### WHAT THE EXERCISE ASKS
Search the records for "name". Copy every line where it appears.

***** INPUT ROWS

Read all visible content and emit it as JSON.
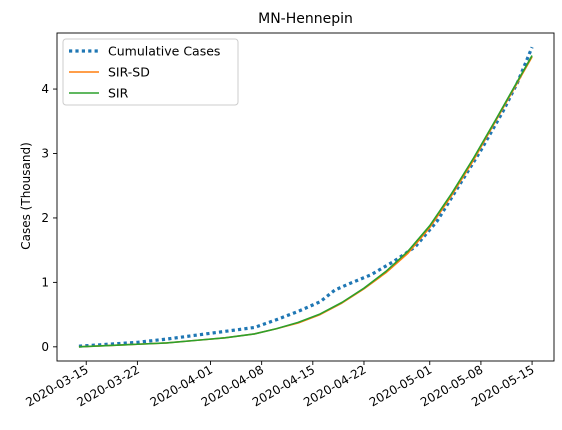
{
  "chart_data": {
    "type": "line",
    "title": "MN-Hennepin",
    "xlabel": "",
    "ylabel": "Cases (Thousand)",
    "x_start_date": "2020-03-14",
    "x_end_date": "2020-05-15",
    "xlim": [
      "2020-03-11",
      "2020-05-18"
    ],
    "ylim": [
      -0.22,
      4.87
    ],
    "x_tick_labels": [
      "2020-03-15",
      "2020-03-22",
      "2020-04-01",
      "2020-04-08",
      "2020-04-15",
      "2020-04-22",
      "2020-05-01",
      "2020-05-08",
      "2020-05-15"
    ],
    "y_ticks": [
      0,
      1,
      2,
      3,
      4
    ],
    "y_tick_labels": [
      "0",
      "1",
      "2",
      "3",
      "4"
    ],
    "grid": false,
    "legend_position": "top-left",
    "series": [
      {
        "name": "Cumulative Cases",
        "color": "#1f77b4",
        "style": "dotted",
        "x": [
          "2020-03-14",
          "2020-03-18",
          "2020-03-22",
          "2020-03-26",
          "2020-03-30",
          "2020-04-03",
          "2020-04-07",
          "2020-04-10",
          "2020-04-13",
          "2020-04-16",
          "2020-04-18",
          "2020-04-20",
          "2020-04-23",
          "2020-04-26",
          "2020-04-29",
          "2020-05-02",
          "2020-05-05",
          "2020-05-08",
          "2020-05-11",
          "2020-05-13",
          "2020-05-15"
        ],
        "values": [
          0.01,
          0.04,
          0.07,
          0.12,
          0.18,
          0.24,
          0.3,
          0.42,
          0.55,
          0.7,
          0.88,
          0.98,
          1.12,
          1.32,
          1.55,
          1.95,
          2.5,
          3.05,
          3.65,
          4.1,
          4.65
        ]
      },
      {
        "name": "SIR-SD",
        "color": "#ff7f0e",
        "style": "solid",
        "x": [
          "2020-03-14",
          "2020-03-18",
          "2020-03-22",
          "2020-03-26",
          "2020-03-30",
          "2020-04-03",
          "2020-04-07",
          "2020-04-10",
          "2020-04-13",
          "2020-04-16",
          "2020-04-19",
          "2020-04-22",
          "2020-04-25",
          "2020-04-28",
          "2020-05-01",
          "2020-05-04",
          "2020-05-07",
          "2020-05-10",
          "2020-05-13",
          "2020-05-15"
        ],
        "values": [
          0.0,
          0.02,
          0.04,
          0.06,
          0.1,
          0.14,
          0.2,
          0.28,
          0.37,
          0.5,
          0.68,
          0.9,
          1.15,
          1.45,
          1.85,
          2.35,
          2.9,
          3.5,
          4.1,
          4.5
        ]
      },
      {
        "name": "SIR",
        "color": "#2ca02c",
        "style": "solid",
        "x": [
          "2020-03-14",
          "2020-03-18",
          "2020-03-22",
          "2020-03-26",
          "2020-03-30",
          "2020-04-03",
          "2020-04-07",
          "2020-04-10",
          "2020-04-13",
          "2020-04-16",
          "2020-04-19",
          "2020-04-22",
          "2020-04-25",
          "2020-04-28",
          "2020-05-01",
          "2020-05-04",
          "2020-05-07",
          "2020-05-10",
          "2020-05-13",
          "2020-05-15"
        ],
        "values": [
          0.0,
          0.02,
          0.04,
          0.06,
          0.1,
          0.14,
          0.2,
          0.28,
          0.38,
          0.51,
          0.69,
          0.91,
          1.17,
          1.48,
          1.88,
          2.38,
          2.93,
          3.52,
          4.12,
          4.52
        ]
      }
    ]
  }
}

**********

### WRITTEN ANSWER
        "name": "Cumulative Cases",
        "name": "SIR-SD",
        "name": "SIR",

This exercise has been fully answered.